» EXERCISE AIM: Write each record again exactly as it stands.

» LISTED ENTRIES:
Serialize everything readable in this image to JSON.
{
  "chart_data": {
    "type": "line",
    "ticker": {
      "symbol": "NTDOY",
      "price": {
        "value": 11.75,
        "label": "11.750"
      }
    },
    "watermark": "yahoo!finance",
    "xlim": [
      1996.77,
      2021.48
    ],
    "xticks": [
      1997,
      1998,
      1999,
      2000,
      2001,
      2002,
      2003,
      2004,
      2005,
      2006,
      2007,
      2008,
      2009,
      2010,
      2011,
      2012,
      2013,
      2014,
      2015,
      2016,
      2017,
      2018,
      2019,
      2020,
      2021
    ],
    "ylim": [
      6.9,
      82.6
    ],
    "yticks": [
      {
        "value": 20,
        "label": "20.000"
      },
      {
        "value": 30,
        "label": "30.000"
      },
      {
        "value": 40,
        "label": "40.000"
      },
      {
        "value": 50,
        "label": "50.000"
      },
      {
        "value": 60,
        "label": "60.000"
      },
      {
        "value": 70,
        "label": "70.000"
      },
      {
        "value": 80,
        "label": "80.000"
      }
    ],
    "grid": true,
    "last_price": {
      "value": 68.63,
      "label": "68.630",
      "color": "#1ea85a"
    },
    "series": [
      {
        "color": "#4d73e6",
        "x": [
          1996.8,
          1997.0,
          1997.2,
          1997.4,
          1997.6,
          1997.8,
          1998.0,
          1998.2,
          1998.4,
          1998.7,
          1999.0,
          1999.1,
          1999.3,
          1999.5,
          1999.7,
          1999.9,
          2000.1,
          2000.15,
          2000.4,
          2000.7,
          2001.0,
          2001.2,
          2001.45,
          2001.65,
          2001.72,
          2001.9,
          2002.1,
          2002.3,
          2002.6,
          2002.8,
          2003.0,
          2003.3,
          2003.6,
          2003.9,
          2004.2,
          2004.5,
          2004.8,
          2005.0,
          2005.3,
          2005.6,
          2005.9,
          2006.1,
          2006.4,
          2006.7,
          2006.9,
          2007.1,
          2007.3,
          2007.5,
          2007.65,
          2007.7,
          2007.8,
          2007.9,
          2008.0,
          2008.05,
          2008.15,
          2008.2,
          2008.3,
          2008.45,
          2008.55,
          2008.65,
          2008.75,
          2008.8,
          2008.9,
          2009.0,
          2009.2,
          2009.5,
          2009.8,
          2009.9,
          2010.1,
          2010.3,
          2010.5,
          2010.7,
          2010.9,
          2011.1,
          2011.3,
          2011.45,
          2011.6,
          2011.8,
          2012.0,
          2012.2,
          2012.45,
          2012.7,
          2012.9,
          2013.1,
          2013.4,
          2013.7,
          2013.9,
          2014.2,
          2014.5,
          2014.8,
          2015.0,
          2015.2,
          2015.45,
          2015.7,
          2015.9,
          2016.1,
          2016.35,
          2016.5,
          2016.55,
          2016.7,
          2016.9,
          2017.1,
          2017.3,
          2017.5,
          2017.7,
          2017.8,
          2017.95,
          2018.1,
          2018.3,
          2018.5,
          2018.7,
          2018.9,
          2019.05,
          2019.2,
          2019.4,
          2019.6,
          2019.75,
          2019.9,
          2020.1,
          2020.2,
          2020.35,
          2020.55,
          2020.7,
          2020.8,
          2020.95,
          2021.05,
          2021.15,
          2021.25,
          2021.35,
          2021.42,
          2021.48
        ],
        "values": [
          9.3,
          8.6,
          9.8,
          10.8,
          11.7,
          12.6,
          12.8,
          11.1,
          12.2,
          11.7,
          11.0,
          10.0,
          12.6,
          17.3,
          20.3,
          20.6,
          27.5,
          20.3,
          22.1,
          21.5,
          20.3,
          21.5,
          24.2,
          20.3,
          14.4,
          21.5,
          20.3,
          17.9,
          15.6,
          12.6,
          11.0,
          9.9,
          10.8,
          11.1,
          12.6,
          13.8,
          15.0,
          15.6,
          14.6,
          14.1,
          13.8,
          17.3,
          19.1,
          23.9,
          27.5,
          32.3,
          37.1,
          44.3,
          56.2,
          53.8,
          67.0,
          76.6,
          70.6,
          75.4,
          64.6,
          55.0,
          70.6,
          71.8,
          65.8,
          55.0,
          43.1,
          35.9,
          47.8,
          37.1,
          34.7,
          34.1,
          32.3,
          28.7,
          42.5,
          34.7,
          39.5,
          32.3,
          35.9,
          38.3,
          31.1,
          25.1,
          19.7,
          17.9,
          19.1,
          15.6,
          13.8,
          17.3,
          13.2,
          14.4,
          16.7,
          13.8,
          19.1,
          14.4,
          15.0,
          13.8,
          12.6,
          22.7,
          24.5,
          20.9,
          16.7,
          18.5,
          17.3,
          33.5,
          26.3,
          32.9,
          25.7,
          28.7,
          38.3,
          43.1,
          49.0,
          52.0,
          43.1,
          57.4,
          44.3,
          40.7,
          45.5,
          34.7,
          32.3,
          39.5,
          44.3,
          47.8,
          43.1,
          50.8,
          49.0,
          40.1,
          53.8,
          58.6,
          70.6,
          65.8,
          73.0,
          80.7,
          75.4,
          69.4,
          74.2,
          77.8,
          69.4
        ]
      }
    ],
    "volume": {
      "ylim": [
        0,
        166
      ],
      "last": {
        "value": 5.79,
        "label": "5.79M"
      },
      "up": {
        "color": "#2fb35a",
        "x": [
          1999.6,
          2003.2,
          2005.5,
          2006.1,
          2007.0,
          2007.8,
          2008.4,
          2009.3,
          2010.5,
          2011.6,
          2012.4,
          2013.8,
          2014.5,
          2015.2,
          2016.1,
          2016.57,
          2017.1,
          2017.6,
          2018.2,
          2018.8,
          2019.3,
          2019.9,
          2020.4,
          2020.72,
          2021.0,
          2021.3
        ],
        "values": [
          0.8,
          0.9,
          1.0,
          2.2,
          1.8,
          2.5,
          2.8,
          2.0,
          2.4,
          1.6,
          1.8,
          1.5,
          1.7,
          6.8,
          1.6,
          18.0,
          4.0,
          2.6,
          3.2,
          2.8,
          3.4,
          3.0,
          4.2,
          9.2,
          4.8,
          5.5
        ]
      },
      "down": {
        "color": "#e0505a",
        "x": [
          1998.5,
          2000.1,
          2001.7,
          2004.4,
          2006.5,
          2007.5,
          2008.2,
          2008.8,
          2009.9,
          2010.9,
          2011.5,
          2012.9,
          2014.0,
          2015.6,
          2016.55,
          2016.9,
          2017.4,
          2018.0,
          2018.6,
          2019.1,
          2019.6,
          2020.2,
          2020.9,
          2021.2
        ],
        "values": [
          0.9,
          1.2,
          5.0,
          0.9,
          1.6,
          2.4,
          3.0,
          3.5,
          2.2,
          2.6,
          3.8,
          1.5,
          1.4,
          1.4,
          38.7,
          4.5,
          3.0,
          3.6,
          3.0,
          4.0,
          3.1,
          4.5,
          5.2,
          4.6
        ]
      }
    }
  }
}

» EXPECTED OUTPUT:
Serialize everything readable in this image to JSON.
{
  "chart_data": {
    "type": "line",
    "ticker": {
      "symbol": "NTDOY",
      "price": {
        "value": 11.75,
        "label": "11.750"
      }
    },
    "watermark": "yahoo!finance",
    "xlim": [
      1996.77,
      2021.48
    ],
    "xticks": [
      1997,
      1998,
      1999,
      2000,
      2001,
      2002,
      2003,
      2004,
      2005,
      2006,
      2007,
      2008,
      2009,
      2010,
      2011,
      2012,
      2013,
      2014,
      2015,
      2016,
      2017,
      2018,
      2019,
      2020,
      2021
    ],
    "ylim": [
      6.9,
      82.6
    ],
    "yticks": [
      {
        "value": 20,
        "label": "20.000"
      },
      {
        "value": 30,
        "label": "30.000"
      },
      {
        "value": 40,
        "label": "40.000"
      },
      {
        "value": 50,
        "label": "50.000"
      },
      {
        "value": 60,
        "label": "60.000"
      },
      {
        "value": 70,
        "label": "70.000"
      },
      {
        "value": 80,
        "label": "80.000"
      }
    ],
    "grid": true,
    "last_price": {
      "value": 68.63,
      "label": "68.630",
      "color": "#1ea85a"
    },
    "series": [
      {
        "color": "#4d73e6",
        "x": [
          1996.8,
          1997.0,
          1997.2,
          1997.4,
          1997.6,
          1997.8,
          1998.0,
          1998.2,
          1998.4,
          1998.7,
          1999.0,
          1999.1,
          1999.3,
          1999.5,
          1999.7,
          1999.9,
          2000.1,
          2000.15,
          2000.4,
          2000.7,
          2001.0,
          2001.2,
          2001.45,
          2001.65,
          2001.72,
          2001.9,
          2002.1,
          2002.3,
          2002.6,
          2002.8,
          2003.0,
          2003.3,
          2003.6,
          2003.9,
          2004.2,
          2004.5,
          2004.8,
          2005.0,
          2005.3,
          2005.6,
          2005.9,
          2006.1,
          2006.4,
          2006.7,
          2006.9,
          2007.1,
          2007.3,
          2007.5,
          2007.65,
          2007.7,
          2007.8,
          2007.9,
          2008.0,
          2008.05,
          2008.15,
          2008.2,
          2008.3,
          2008.45,
          2008.55,
          2008.65,
          2008.75,
          2008.8,
          2008.9,
          2009.0,
          2009.2,
          2009.5,
          2009.8,
          2009.9,
          2010.1,
          2010.3,
          2010.5,
          2010.7,
          2010.9,
          2011.1,
          2011.3,
          2011.45,
          2011.6,
          2011.8,
          2012.0,
          2012.2,
          2012.45,
          2012.7,
          2012.9,
          2013.1,
          2013.4,
          2013.7,
          2013.9,
          2014.2,
          2014.5,
          2014.8,
          2015.0,
          2015.2,
          2015.45,
          2015.7,
          2015.9,
          2016.1,
          2016.35,
          2016.5,
          2016.55,
          2016.7,
          2016.9,
          2017.1,
          2017.3,
          2017.5,
          2017.7,
          2017.8,
          2017.95,
          2018.1,
          2018.3,
          2018.5,
          2018.7,
          2018.9,
          2019.05,
          2019.2,
          2019.4,
          2019.6,
          2019.75,
          2019.9,
          2020.1,
          2020.2,
          2020.35,
          2020.55,
          2020.7,
          2020.8,
          2020.95,
          2021.05,
          2021.15,
          2021.25,
          2021.35,
          2021.42,
          2021.48
        ],
        "values": [
          9.3,
          8.6,
          9.8,
          10.8,
          11.7,
          12.6,
          12.8,
          11.1,
          12.2,
          11.7,
          11.0,
          10.0,
          12.6,
          17.3,
          20.3,
          20.6,
          27.5,
          20.3,
          22.1,
          21.5,
          20.3,
          21.5,
          24.2,
          20.3,
          14.4,
          21.5,
          20.3,
          17.9,
          15.6,
          12.6,
          11.0,
          9.9,
          10.8,
          11.1,
          12.6,
          13.8,
          15.0,
          15.6,
          14.6,
          14.1,
          13.8,
          17.3,
          19.1,
          23.9,
          27.5,
          32.3,
          37.1,
          44.3,
          56.2,
          53.8,
          67.0,
          76.6,
          70.6,
          75.4,
          64.6,
          55.0,
          70.6,
          71.8,
          65.8,
          55.0,
          43.1,
          35.9,
          47.8,
          37.1,
          34.7,
          34.1,
          32.3,
          28.7,
          42.5,
          34.7,
          39.5,
          32.3,
          35.9,
          38.3,
          31.1,
          25.1,
          19.7,
          17.9,
          19.1,
          15.6,
          13.8,
          17.3,
          13.2,
          14.4,
          16.7,
          13.8,
          19.1,
          14.4,
          15.0,
          13.8,
          12.6,
          22.7,
          24.5,
          20.9,
          16.7,
          18.5,
          17.3,
          33.5,
          26.3,
          32.9,
          25.7,
          28.7,
          38.3,
          43.1,
          49.0,
          52.0,
          43.1,
          57.4,
          44.3,
          40.7,
          45.5,
          34.7,
          32.3,
          39.5,
          44.3,
          47.8,
          43.1,
          50.8,
          49.0,
          40.1,
          53.8,
          58.6,
          70.6,
          65.8,
          73.0,
          80.7,
          75.4,
          69.4,
          74.2,
          77.8,
          69.4
        ]
      }
    ],
    "volume": {
      "ylim": [
        0,
        166
      ],
      "last": {
        "value": 5.79,
        "label": "5.79M"
      },
      "up": {
        "color": "#2fb35a",
        "x": [
          1999.6,
          2003.2,
          2005.5,
          2006.1,
          2007.0,
          2007.8,
          2008.4,
          2009.3,
          2010.5,
          2011.6,
          2012.4,
          2013.8,
          2014.5,
          2015.2,
          2016.1,
          2016.57,
          2017.1,
          2017.6,
          2018.2,
          2018.8,
          2019.3,
          2019.9,
          2020.4,
          2020.72,
          2021.0,
          2021.3
        ],
        "values": [
          0.8,
          0.9,
          1.0,
          2.2,
          1.8,
          2.5,
          2.8,
          2.0,
          2.4,
          1.6,
          1.8,
          1.5,
          1.7,
          6.8,
          1.6,
          18.0,
          4.0,
          2.6,
          3.2,
          2.8,
          3.4,
          3.0,
          4.2,
          9.2,
          4.8,
          5.5
        ]
      },
      "down": {
        "color": "#e0505a",
        "x": [
          1998.5,
          2000.1,
          2001.7,
          2004.4,
          2006.5,
          2007.5,
          2008.2,
          2008.8,
          2009.9,
          2010.9,
          2011.5,
          2012.9,
          2014.0,
          2015.6,
          2016.55,
          2016.9,
          2017.4,
          2018.0,
          2018.6,
          2019.1,
          2019.6,
          2020.2,
          2020.9,
          2021.2
        ],
        "values": [
          0.9,
          1.2,
          5.0,
          0.9,
          1.6,
          2.4,
          3.0,
          3.5,
          2.2,
          2.6,
          3.8,
          1.5,
          1.4,
          1.4,
          38.7,
          4.5,
          3.0,
          3.6,
          3.0,
          4.0,
          3.1,
          4.5,
          5.2,
          4.6
        ]
      }
    }
  }
}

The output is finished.